(Rows from a dataset)

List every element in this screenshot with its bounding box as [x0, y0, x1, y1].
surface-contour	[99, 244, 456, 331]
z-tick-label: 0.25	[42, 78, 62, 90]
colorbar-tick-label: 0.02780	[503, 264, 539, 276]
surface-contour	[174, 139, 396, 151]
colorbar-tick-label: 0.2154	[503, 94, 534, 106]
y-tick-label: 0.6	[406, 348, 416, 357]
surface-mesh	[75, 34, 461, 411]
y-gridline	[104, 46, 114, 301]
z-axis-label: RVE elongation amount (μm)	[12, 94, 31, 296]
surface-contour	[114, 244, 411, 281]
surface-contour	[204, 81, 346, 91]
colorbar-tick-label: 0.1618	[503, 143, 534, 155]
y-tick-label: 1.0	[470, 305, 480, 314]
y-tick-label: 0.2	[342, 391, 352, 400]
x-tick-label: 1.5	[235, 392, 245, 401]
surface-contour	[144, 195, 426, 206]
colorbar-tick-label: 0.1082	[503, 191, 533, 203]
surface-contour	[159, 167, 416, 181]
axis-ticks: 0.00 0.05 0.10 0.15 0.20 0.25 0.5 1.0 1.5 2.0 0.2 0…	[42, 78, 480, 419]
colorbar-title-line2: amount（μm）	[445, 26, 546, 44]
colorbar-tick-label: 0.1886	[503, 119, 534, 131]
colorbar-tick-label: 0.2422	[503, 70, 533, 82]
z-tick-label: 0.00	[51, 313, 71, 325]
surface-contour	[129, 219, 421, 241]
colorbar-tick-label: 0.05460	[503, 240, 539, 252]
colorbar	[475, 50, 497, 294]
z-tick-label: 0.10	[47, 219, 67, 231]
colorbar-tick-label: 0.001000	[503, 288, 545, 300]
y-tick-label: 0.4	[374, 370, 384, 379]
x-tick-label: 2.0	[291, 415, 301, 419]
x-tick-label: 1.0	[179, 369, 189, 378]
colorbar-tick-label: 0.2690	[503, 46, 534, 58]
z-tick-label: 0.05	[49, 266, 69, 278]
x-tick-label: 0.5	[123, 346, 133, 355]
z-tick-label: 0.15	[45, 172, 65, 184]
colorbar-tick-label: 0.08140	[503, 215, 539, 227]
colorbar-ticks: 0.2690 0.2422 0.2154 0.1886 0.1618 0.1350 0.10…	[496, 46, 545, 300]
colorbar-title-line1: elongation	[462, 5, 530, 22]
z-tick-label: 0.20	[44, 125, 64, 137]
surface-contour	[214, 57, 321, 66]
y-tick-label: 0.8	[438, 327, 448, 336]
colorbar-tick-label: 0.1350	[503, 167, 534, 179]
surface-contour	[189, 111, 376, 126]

**WHAT YOU ARE ASKED TO DO**
Recast every line of the listing above as a numbered list, skipping any blank lines.

**REPLY TO THE EXERCISE**
1. List every element in this screenshot with its bounding box as [x0, y0, x1, y1].
2. surface-contour	[99, 244, 456, 331]
3. z-tick-label: 0.25	[42, 78, 62, 90]
4. colorbar-tick-label: 0.02780	[503, 264, 539, 276]
5. surface-contour	[174, 139, 396, 151]
6. colorbar-tick-label: 0.2154	[503, 94, 534, 106]
7. y-tick-label: 0.6	[406, 348, 416, 357]
8. surface-mesh	[75, 34, 461, 411]
9. y-gridline	[104, 46, 114, 301]
10. z-axis-label: RVE elongation amount (μm)	[12, 94, 31, 296]
11. surface-contour	[114, 244, 411, 281]
12. surface-contour	[204, 81, 346, 91]
13. colorbar-tick-label: 0.1618	[503, 143, 534, 155]
14. y-tick-label: 1.0	[470, 305, 480, 314]
15. y-tick-label: 0.2	[342, 391, 352, 400]
16. x-tick-label: 1.5	[235, 392, 245, 401]
17. surface-contour	[144, 195, 426, 206]
18. colorbar-tick-label: 0.1082	[503, 191, 533, 203]
19. surface-contour	[159, 167, 416, 181]
20. axis-ticks: 0.00 0.05 0.10 0.15 0.20 0.25 0.5 1.0 1.5 2.0 0.2 0…	[42, 78, 480, 419]
21. colorbar-title-line2: amount（μm）	[445, 26, 546, 44]
22. colorbar-tick-label: 0.1886	[503, 119, 534, 131]
23. colorbar-tick-label: 0.2422	[503, 70, 533, 82]
24. z-tick-label: 0.00	[51, 313, 71, 325]
25. surface-contour	[129, 219, 421, 241]
26. colorbar-tick-label: 0.05460	[503, 240, 539, 252]
27. colorbar	[475, 50, 497, 294]
28. z-tick-label: 0.10	[47, 219, 67, 231]
29. colorbar-tick-label: 0.001000	[503, 288, 545, 300]
30. y-tick-label: 0.4	[374, 370, 384, 379]
31. x-tick-label: 2.0	[291, 415, 301, 419]
32. x-tick-label: 1.0	[179, 369, 189, 378]
33. colorbar-tick-label: 0.2690	[503, 46, 534, 58]
34. z-tick-label: 0.05	[49, 266, 69, 278]
35. x-tick-label: 0.5	[123, 346, 133, 355]
36. z-tick-label: 0.15	[45, 172, 65, 184]
37. colorbar-tick-label: 0.08140	[503, 215, 539, 227]
38. colorbar-ticks: 0.2690 0.2422 0.2154 0.1886 0.1618 0.1350 0.10…	[496, 46, 545, 300]
39. colorbar-title-line1: elongation	[462, 5, 530, 22]
40. z-tick-label: 0.20	[44, 125, 64, 137]
41. surface-contour	[214, 57, 321, 66]
42. y-tick-label: 0.8	[438, 327, 448, 336]
43. colorbar-tick-label: 0.1350	[503, 167, 534, 179]
44. surface-contour	[189, 111, 376, 126]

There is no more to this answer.